Set exercise: Pull out every line below containing the word "proportion".

(Source records)
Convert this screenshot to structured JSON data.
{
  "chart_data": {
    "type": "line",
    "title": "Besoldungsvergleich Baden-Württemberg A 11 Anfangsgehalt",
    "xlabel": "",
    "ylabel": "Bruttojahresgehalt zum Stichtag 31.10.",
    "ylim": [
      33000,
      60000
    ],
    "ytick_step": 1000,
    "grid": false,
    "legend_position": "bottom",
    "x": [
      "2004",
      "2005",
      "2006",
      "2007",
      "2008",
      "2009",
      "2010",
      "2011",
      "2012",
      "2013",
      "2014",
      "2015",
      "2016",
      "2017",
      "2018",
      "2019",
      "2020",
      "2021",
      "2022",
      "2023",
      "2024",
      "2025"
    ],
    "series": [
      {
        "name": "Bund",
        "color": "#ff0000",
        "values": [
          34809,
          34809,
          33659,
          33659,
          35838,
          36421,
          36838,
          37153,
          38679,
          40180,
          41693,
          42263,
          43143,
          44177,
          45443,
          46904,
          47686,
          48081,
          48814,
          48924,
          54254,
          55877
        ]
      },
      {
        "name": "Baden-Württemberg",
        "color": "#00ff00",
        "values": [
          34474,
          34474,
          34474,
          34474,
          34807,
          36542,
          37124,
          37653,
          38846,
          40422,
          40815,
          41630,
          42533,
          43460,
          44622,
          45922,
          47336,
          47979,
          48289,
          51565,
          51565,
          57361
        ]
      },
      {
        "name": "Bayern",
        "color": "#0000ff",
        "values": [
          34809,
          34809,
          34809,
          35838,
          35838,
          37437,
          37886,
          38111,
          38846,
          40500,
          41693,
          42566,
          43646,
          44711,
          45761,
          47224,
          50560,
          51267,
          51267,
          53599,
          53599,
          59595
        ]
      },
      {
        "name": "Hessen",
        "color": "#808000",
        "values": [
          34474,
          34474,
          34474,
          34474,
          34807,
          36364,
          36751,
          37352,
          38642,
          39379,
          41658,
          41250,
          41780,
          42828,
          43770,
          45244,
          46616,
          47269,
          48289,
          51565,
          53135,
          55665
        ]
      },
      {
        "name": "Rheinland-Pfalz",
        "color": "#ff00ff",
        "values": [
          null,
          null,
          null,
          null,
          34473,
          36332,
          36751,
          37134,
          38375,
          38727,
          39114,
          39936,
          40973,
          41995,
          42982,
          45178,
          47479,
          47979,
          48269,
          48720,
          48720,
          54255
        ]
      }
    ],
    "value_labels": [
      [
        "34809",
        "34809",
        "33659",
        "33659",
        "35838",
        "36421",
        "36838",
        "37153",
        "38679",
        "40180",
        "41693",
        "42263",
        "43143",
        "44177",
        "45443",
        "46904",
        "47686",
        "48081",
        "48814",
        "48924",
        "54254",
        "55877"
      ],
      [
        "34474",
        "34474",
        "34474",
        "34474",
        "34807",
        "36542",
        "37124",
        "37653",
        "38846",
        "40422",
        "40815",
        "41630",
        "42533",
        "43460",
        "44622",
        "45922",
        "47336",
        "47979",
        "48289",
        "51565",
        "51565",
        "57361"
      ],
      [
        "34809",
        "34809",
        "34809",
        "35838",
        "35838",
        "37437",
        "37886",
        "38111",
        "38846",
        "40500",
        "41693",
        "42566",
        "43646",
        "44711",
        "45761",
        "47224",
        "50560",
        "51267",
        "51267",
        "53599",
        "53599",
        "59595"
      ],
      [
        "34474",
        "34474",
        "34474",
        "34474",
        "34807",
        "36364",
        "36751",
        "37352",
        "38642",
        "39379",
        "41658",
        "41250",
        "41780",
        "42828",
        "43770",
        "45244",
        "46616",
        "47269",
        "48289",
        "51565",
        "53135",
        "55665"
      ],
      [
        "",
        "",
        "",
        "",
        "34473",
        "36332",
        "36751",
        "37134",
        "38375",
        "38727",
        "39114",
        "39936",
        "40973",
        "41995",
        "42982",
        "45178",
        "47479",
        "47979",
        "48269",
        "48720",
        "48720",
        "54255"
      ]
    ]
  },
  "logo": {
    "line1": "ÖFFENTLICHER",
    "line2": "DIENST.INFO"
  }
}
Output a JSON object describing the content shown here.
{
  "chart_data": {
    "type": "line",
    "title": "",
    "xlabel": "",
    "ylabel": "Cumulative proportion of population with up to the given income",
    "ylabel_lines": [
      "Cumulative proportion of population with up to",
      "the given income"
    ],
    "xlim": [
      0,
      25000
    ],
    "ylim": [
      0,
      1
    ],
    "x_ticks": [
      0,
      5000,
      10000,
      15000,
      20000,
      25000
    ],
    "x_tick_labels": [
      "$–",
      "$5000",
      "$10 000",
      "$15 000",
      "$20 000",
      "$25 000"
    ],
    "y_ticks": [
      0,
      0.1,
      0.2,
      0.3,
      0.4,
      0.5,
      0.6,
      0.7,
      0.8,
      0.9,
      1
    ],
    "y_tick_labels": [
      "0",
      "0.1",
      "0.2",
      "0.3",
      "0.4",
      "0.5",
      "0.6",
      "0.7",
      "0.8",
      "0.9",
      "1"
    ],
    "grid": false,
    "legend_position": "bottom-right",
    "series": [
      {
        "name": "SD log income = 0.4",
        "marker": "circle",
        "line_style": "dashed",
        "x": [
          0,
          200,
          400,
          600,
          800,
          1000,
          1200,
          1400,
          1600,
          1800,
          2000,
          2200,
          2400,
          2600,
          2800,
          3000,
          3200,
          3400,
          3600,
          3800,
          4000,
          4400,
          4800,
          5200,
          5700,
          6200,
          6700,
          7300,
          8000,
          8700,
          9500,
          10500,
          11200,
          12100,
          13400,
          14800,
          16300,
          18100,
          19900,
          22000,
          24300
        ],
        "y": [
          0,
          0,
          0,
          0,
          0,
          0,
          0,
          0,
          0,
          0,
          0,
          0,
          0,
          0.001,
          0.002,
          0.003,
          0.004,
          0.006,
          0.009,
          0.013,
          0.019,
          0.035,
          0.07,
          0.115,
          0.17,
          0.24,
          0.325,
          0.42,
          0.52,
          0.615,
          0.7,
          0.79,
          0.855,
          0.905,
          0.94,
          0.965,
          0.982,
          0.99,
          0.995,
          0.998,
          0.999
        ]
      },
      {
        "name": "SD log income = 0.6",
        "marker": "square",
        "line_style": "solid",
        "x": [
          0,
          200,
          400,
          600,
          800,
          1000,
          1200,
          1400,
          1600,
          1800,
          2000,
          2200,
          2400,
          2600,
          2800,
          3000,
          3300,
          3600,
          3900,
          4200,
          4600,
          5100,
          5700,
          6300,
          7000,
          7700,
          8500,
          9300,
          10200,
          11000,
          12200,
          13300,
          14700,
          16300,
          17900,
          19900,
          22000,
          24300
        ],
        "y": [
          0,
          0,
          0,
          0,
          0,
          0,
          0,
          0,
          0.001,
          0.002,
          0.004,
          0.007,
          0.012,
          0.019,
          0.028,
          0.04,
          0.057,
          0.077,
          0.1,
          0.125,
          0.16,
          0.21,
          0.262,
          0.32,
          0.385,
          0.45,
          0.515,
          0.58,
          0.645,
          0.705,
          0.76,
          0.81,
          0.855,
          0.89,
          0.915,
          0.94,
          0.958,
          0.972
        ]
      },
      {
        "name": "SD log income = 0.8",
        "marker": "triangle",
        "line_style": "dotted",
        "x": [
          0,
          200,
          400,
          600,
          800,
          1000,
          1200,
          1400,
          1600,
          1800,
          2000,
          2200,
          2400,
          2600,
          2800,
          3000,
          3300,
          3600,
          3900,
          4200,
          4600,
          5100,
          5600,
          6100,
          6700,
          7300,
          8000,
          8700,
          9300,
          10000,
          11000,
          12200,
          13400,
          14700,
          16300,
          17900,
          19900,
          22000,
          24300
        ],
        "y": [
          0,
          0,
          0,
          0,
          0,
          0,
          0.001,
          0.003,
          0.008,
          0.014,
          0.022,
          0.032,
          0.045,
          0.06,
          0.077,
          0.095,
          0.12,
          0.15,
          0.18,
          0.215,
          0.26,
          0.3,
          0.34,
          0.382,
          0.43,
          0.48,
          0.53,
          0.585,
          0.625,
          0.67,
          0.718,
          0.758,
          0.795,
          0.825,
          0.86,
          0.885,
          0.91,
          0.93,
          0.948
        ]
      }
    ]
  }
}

Correct output:
    "ylabel": "Cumulative proportion of population with up to the given income",
      "Cumulative proportion of population with up to",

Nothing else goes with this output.